Would you return the complete listing below word for word?

(Extracted records)

--------------------------------------------------

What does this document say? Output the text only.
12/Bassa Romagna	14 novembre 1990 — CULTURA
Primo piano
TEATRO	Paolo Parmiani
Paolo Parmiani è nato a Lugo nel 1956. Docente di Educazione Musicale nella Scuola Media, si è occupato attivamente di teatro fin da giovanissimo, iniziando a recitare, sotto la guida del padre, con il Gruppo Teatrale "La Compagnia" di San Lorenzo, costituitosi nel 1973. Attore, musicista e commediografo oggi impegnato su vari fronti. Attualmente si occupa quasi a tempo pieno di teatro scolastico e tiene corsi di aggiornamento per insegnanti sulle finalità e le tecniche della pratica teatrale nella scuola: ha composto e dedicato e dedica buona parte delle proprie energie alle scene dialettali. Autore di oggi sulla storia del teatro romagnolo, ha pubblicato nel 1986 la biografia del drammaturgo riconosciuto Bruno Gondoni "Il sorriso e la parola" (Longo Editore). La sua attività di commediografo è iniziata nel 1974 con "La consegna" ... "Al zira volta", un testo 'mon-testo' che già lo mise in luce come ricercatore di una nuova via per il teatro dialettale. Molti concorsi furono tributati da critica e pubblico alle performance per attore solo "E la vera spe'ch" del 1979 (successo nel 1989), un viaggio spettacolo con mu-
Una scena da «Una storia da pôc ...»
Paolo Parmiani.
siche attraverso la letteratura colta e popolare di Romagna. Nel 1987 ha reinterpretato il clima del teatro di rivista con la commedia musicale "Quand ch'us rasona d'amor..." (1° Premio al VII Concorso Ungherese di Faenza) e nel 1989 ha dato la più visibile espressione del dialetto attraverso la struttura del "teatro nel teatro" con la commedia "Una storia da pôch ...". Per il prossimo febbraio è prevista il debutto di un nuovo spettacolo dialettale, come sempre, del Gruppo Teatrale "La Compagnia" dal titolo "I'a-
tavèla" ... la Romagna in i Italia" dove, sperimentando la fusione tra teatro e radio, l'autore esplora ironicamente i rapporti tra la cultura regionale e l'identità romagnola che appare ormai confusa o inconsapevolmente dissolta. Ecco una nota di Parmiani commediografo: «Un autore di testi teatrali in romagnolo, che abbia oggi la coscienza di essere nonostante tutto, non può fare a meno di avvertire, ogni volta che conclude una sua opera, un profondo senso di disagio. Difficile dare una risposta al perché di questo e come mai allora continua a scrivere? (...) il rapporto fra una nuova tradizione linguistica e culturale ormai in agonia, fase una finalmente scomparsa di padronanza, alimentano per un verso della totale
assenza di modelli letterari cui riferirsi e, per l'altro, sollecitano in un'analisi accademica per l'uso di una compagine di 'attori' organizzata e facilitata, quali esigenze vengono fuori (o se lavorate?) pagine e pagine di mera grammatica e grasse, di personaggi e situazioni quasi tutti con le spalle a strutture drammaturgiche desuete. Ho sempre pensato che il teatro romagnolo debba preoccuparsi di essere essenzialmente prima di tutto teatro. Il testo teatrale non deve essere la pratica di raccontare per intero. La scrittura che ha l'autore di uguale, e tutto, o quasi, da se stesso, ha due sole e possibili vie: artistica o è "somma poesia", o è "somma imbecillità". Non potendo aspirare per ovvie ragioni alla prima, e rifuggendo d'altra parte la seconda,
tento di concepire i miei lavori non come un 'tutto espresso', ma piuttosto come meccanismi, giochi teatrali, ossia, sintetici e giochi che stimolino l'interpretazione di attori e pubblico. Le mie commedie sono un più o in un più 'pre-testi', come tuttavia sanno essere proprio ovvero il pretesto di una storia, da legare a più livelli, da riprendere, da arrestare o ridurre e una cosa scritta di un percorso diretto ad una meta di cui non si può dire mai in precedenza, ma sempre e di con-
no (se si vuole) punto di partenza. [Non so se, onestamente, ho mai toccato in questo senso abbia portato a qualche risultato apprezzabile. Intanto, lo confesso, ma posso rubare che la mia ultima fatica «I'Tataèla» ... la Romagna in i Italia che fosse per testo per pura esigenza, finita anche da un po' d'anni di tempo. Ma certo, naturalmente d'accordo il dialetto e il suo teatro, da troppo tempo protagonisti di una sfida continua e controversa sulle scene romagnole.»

--------------------------------------------------

SOLUTION »
What does this document say? Output the text only.
12/Bassa Romagna	14 novembre 1990 — CULTURA
Primo piano
TEATRO	Paolo Parmiani
Paolo Parmiani è nato a Lugo nel 1956. Docente di Educazione Musicale nella Scuola Media, si è occupato attivamente di teatro fin da giovanissimo, iniziando a recitare, sotto la guida del padre, con il Gruppo Teatrale "La Compagnia" di San Lorenzo, costituitosi nel 1973. Attore, musicista e commediografo oggi impegnato su vari fronti. Attualmente si occupa quasi a tempo pieno di teatro scolastico e tiene corsi di aggiornamento per insegnanti sulle finalità e le tecniche della pratica teatrale nella scuola: ha composto e dedicato e dedica buona parte delle proprie energie alle scene dialettali. Autore di oggi sulla storia del teatro romagnolo, ha pubblicato nel 1986 la biografia del drammaturgo riconosciuto Bruno Gondoni "Il sorriso e la parola" (Longo Editore). La sua attività di commediografo è iniziata nel 1974 con "La consegna" ... "Al zira volta", un testo 'mon-testo' che già lo mise in luce come ricercatore di una nuova via per il teatro dialettale. Molti concorsi furono tributati da critica e pubblico alle performance per attore solo "E la vera spe'ch" del 1979 (successo nel 1989), un viaggio spettacolo con mu-
Una scena da «Una storia da pôc ...»
Paolo Parmiani.
siche attraverso la letteratura colta e popolare di Romagna. Nel 1987 ha reinterpretato il clima del teatro di rivista con la commedia musicale "Quand ch'us rasona d'amor..." (1° Premio al VII Concorso Ungherese di Faenza) e nel 1989 ha dato la più visibile espressione del dialetto attraverso la struttura del "teatro nel teatro" con la commedia "Una storia da pôch ...". Per il prossimo febbraio è prevista il debutto di un nuovo spettacolo dialettale, come sempre, del Gruppo Teatrale "La Compagnia" dal titolo "I'a-
tavèla" ... la Romagna in i Italia" dove, sperimentando la fusione tra teatro e radio, l'autore esplora ironicamente i rapporti tra la cultura regionale e l'identità romagnola che appare ormai confusa o inconsapevolmente dissolta. Ecco una nota di Parmiani commediografo: «Un autore di testi teatrali in romagnolo, che abbia oggi la coscienza di essere nonostante tutto, non può fare a meno di avvertire, ogni volta che conclude una sua opera, un profondo senso di disagio. Difficile dare una risposta al perché di questo e come mai allora continua a scrivere? (...) il rapporto fra una nuova tradizione linguistica e culturale ormai in agonia, fase una finalmente scomparsa di padronanza, alimentano per un verso della totale
assenza di modelli letterari cui riferirsi e, per l'altro, sollecitano in un'analisi accademica per l'uso di una compagine di 'attori' organizzata e facilitata, quali esigenze vengono fuori (o se lavorate?) pagine e pagine di mera grammatica e grasse, di personaggi e situazioni quasi tutti con le spalle a strutture drammaturgiche desuete. Ho sempre pensato che il teatro romagnolo debba preoccuparsi di essere essenzialmente prima di tutto teatro. Il testo teatrale non deve essere la pratica di raccontare per intero. La scrittura che ha l'autore di uguale, e tutto, o quasi, da se stesso, ha due sole e possibili vie: artistica o è "somma poesia", o è "somma imbecillità". Non potendo aspirare per ovvie ragioni alla prima, e rifuggendo d'altra parte la seconda,
tento di concepire i miei lavori non come un 'tutto espresso', ma piuttosto come meccanismi, giochi teatrali, ossia, sintetici e giochi che stimolino l'interpretazione di attori e pubblico. Le mie commedie sono un più o in un più 'pre-testi', come tuttavia sanno essere proprio ovvero il pretesto di una storia, da legare a più livelli, da riprendere, da arrestare o ridurre e una cosa scritta di un percorso diretto ad una meta di cui non si può dire mai in precedenza, ma sempre e di con-
no (se si vuole) punto di partenza. [Non so se, onestamente, ho mai toccato in questo senso abbia portato a qualche risultato apprezzabile. Intanto, lo confesso, ma posso rubare che la mia ultima fatica «I'Tataèla» ... la Romagna in i Italia che fosse per testo per pura esigenza, finita anche da un po' d'anni di tempo. Ma certo, naturalmente d'accordo il dialetto e il suo teatro, da troppo tempo protagonisti di una sfida continua e controversa sulle scene romagnole.»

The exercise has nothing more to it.